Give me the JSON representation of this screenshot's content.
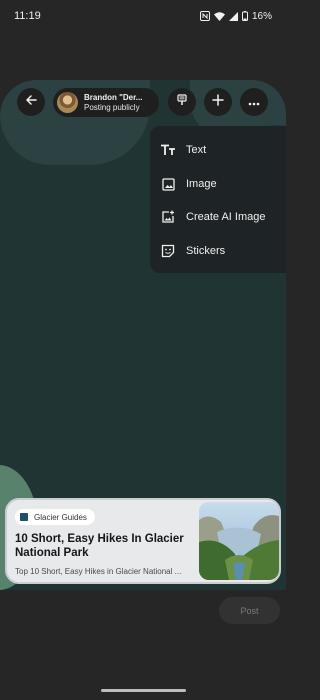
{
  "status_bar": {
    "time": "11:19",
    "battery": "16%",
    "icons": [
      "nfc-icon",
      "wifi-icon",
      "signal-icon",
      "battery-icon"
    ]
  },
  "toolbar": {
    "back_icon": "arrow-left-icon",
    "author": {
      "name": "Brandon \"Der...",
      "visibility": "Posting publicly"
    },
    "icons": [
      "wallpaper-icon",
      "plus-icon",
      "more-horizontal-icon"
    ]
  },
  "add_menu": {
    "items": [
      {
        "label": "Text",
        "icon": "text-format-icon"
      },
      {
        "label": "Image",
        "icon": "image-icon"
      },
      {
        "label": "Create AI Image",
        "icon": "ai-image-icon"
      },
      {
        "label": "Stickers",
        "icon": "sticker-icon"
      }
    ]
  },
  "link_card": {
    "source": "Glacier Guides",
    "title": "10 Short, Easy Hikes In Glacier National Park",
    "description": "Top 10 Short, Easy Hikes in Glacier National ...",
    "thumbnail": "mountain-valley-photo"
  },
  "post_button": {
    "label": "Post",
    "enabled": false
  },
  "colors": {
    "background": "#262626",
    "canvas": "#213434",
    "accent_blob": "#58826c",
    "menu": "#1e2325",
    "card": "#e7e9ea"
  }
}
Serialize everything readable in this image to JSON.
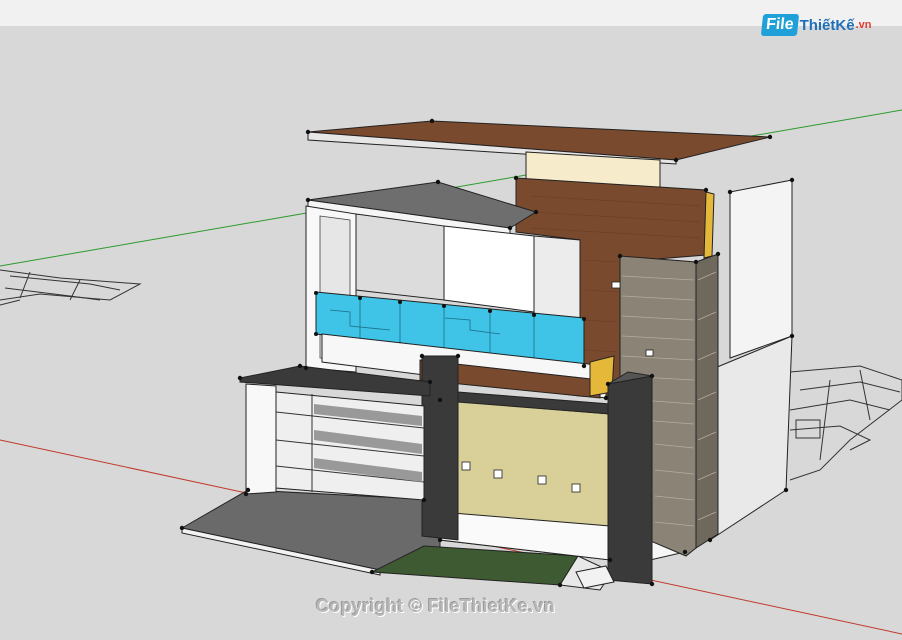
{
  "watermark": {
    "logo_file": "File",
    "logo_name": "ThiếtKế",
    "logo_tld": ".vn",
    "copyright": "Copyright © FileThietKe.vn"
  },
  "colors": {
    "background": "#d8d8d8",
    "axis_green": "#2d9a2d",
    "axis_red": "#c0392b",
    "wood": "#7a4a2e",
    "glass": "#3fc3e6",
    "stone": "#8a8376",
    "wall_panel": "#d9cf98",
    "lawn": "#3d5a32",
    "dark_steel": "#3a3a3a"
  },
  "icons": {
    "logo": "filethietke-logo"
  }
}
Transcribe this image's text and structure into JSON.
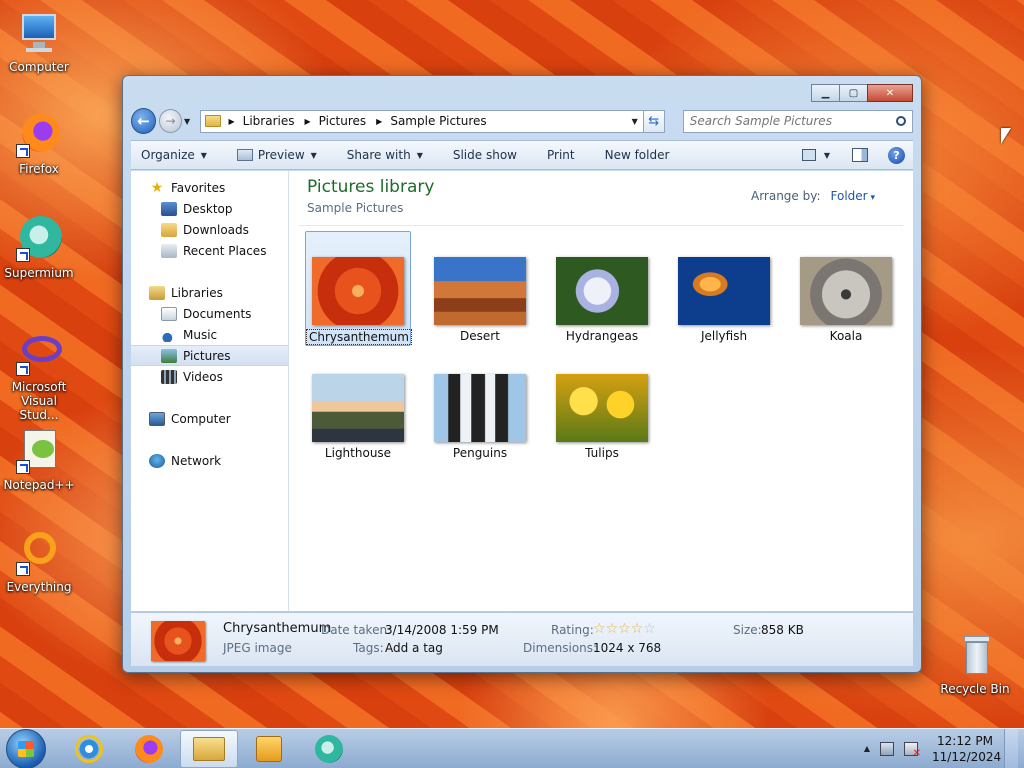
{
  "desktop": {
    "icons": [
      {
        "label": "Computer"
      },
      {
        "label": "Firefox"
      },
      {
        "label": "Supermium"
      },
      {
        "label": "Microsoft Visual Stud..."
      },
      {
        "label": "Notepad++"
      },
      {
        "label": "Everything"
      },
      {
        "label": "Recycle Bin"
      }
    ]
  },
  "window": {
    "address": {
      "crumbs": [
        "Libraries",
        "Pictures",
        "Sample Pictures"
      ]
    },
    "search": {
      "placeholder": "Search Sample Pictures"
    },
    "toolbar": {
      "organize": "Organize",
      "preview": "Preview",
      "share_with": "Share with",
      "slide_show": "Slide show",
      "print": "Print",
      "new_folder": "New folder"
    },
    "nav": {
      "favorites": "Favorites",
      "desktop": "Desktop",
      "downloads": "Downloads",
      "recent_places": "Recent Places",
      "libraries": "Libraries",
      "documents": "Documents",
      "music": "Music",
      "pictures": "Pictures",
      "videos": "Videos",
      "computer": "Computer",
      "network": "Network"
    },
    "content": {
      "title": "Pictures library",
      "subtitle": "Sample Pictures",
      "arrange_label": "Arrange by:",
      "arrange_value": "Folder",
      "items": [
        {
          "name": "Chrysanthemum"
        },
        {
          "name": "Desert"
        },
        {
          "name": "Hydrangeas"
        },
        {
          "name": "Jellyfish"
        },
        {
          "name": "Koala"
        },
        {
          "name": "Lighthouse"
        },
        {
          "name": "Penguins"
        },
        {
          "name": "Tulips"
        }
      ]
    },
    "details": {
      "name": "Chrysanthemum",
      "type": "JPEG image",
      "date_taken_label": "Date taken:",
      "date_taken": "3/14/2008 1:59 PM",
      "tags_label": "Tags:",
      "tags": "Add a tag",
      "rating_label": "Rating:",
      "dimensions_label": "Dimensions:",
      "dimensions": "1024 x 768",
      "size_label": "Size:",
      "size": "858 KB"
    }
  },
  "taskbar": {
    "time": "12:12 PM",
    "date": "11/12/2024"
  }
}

━━━━━━━━━━

The listing above needs to be output again exactly. Don't include the pictures.

* _Completed exercise_:
Give me the JSON representation of this screenshot's content.
{
  "status_bar": {
    "time": "11:19",
    "battery": "16%",
    "icons": [
      "nfc-icon",
      "wifi-icon",
      "signal-icon",
      "battery-icon"
    ]
  },
  "toolbar": {
    "back_icon": "arrow-left-icon",
    "author": {
      "name": "Brandon \"Der...",
      "visibility": "Posting publicly"
    },
    "icons": [
      "wallpaper-icon",
      "plus-icon",
      "more-horizontal-icon"
    ]
  },
  "add_menu": {
    "items": [
      {
        "label": "Text",
        "icon": "text-format-icon"
      },
      {
        "label": "Image",
        "icon": "image-icon"
      },
      {
        "label": "Create AI Image",
        "icon": "ai-image-icon"
      },
      {
        "label": "Stickers",
        "icon": "sticker-icon"
      }
    ]
  },
  "link_card": {
    "source": "Glacier Guides",
    "title": "10 Short, Easy Hikes In Glacier National Park",
    "description": "Top 10 Short, Easy Hikes in Glacier National ...",
    "thumbnail": "mountain-valley-photo"
  },
  "post_button": {
    "label": "Post",
    "enabled": false
  },
  "colors": {
    "background": "#262626",
    "canvas": "#213434",
    "accent_blob": "#58826c",
    "menu": "#1e2325",
    "card": "#e7e9ea"
  }
}
Serialize everything readable in this image to JSON.
{
  "watermark": {
    "logo_file": "File",
    "logo_name": "ThiếtKế",
    "logo_tld": ".vn",
    "copyright": "Copyright © FileThietKe.vn"
  },
  "colors": {
    "background": "#d8d8d8",
    "axis_green": "#2d9a2d",
    "axis_red": "#c0392b",
    "wood": "#7a4a2e",
    "glass": "#3fc3e6",
    "stone": "#8a8376",
    "wall_panel": "#d9cf98",
    "lawn": "#3d5a32",
    "dark_steel": "#3a3a3a"
  },
  "icons": {
    "logo": "filethietke-logo"
  }
}
Transcribe this image's text and structure into JSON.
{
  "desktop": {
    "icons": [
      {
        "label": "Computer"
      },
      {
        "label": "Firefox"
      },
      {
        "label": "Supermium"
      },
      {
        "label": "Microsoft Visual Stud..."
      },
      {
        "label": "Notepad++"
      },
      {
        "label": "Everything"
      },
      {
        "label": "Recycle Bin"
      }
    ]
  },
  "window": {
    "address": {
      "crumbs": [
        "Libraries",
        "Pictures",
        "Sample Pictures"
      ]
    },
    "search": {
      "placeholder": "Search Sample Pictures"
    },
    "toolbar": {
      "organize": "Organize",
      "preview": "Preview",
      "share_with": "Share with",
      "slide_show": "Slide show",
      "print": "Print",
      "new_folder": "New folder"
    },
    "nav": {
      "favorites": "Favorites",
      "desktop": "Desktop",
      "downloads": "Downloads",
      "recent_places": "Recent Places",
      "libraries": "Libraries",
      "documents": "Documents",
      "music": "Music",
      "pictures": "Pictures",
      "videos": "Videos",
      "computer": "Computer",
      "network": "Network"
    },
    "content": {
      "title": "Pictures library",
      "subtitle": "Sample Pictures",
      "arrange_label": "Arrange by:",
      "arrange_value": "Folder",
      "items": [
        {
          "name": "Chrysanthemum"
        },
        {
          "name": "Desert"
        },
        {
          "name": "Hydrangeas"
        },
        {
          "name": "Jellyfish"
        },
        {
          "name": "Koala"
        },
        {
          "name": "Lighthouse"
        },
        {
          "name": "Penguins"
        },
        {
          "name": "Tulips"
        }
      ]
    },
    "details": {
      "name": "Chrysanthemum",
      "type": "JPEG image",
      "date_taken_label": "Date taken:",
      "date_taken": "3/14/2008 1:59 PM",
      "tags_label": "Tags:",
      "tags": "Add a tag",
      "rating_label": "Rating:",
      "dimensions_label": "Dimensions:",
      "dimensions": "1024 x 768",
      "size_label": "Size:",
      "size": "858 KB"
    }
  },
  "taskbar": {
    "time": "12:12 PM",
    "date": "11/12/2024"
  }
}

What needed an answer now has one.